Pull out every line in the records below that contains the string "legend", copying each line in full.
# Start of INPUT MATERIAL
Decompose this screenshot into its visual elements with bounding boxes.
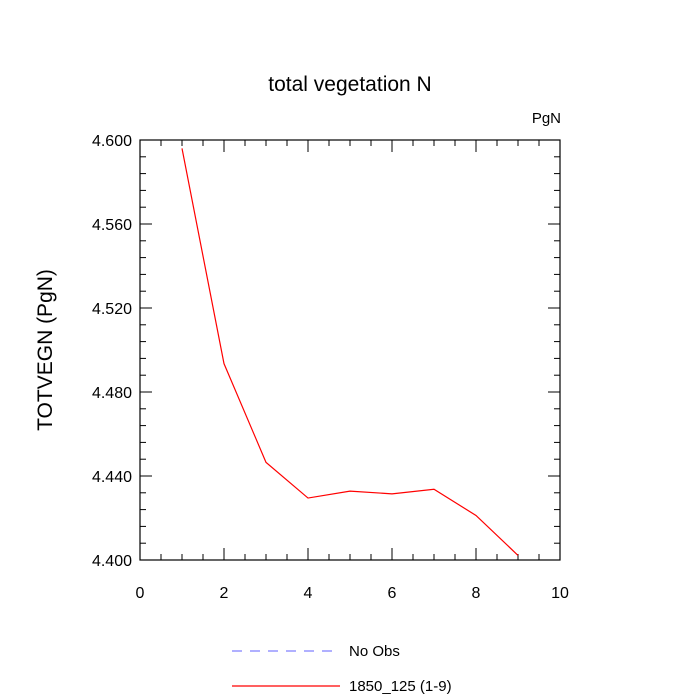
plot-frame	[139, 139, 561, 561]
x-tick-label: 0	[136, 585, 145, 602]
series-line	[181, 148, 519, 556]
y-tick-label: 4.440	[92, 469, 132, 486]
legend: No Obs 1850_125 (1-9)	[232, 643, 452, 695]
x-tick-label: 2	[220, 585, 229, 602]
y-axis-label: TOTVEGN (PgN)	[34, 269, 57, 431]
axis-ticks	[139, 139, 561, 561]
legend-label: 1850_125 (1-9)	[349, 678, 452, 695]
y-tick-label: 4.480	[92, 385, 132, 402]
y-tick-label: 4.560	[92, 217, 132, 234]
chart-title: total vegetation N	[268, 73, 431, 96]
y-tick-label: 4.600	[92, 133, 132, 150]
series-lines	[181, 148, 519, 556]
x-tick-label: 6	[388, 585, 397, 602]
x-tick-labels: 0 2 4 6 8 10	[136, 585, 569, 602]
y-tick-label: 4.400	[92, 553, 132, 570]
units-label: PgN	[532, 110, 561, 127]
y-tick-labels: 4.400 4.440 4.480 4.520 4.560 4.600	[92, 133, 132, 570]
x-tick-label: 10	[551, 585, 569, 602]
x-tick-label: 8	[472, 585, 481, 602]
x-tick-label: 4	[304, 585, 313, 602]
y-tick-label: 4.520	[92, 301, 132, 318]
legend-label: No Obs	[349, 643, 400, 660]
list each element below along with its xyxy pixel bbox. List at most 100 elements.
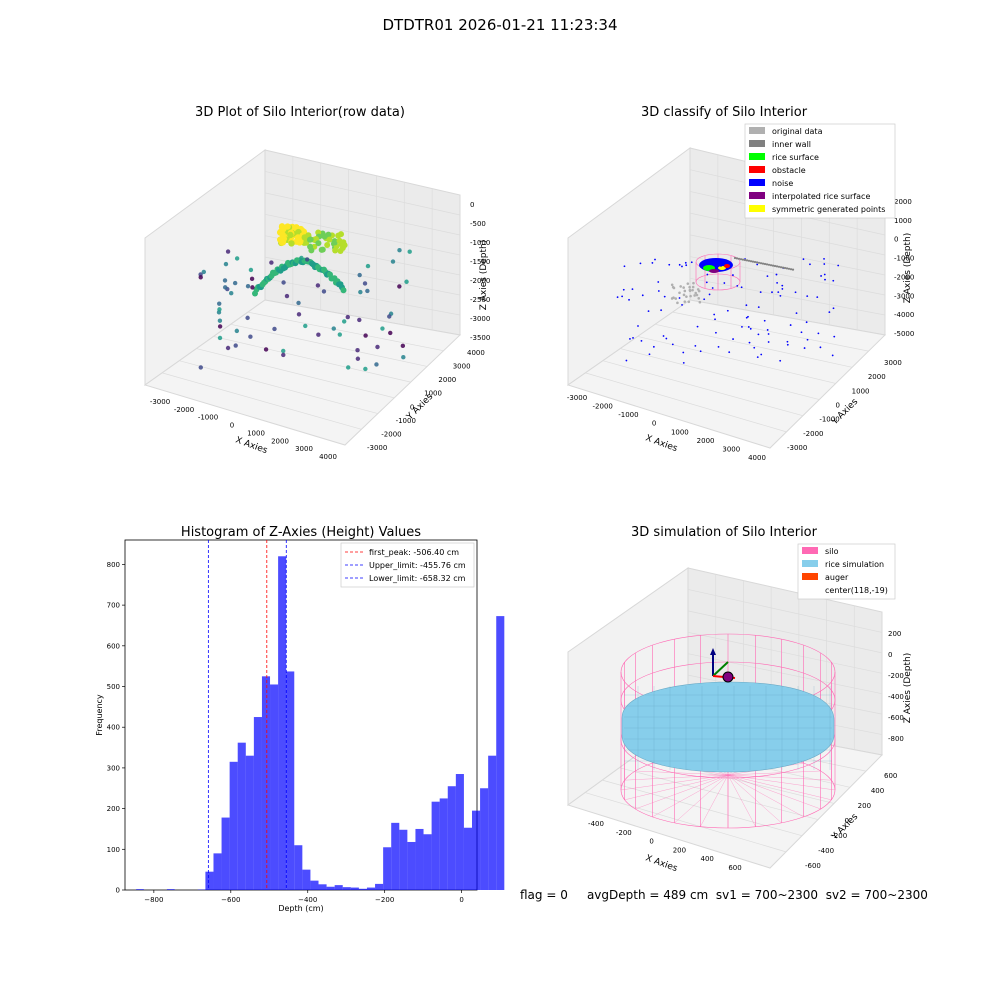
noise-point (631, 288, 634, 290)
# End of INPUT MATERIAL
* **SOLVED EXERCISE**
legend: No Obs 1850_125 (1-9)	[232, 643, 452, 695]
legend-label: 1850_125 (1-9)	[349, 678, 452, 695]
legend-label: No Obs	[349, 643, 400, 660]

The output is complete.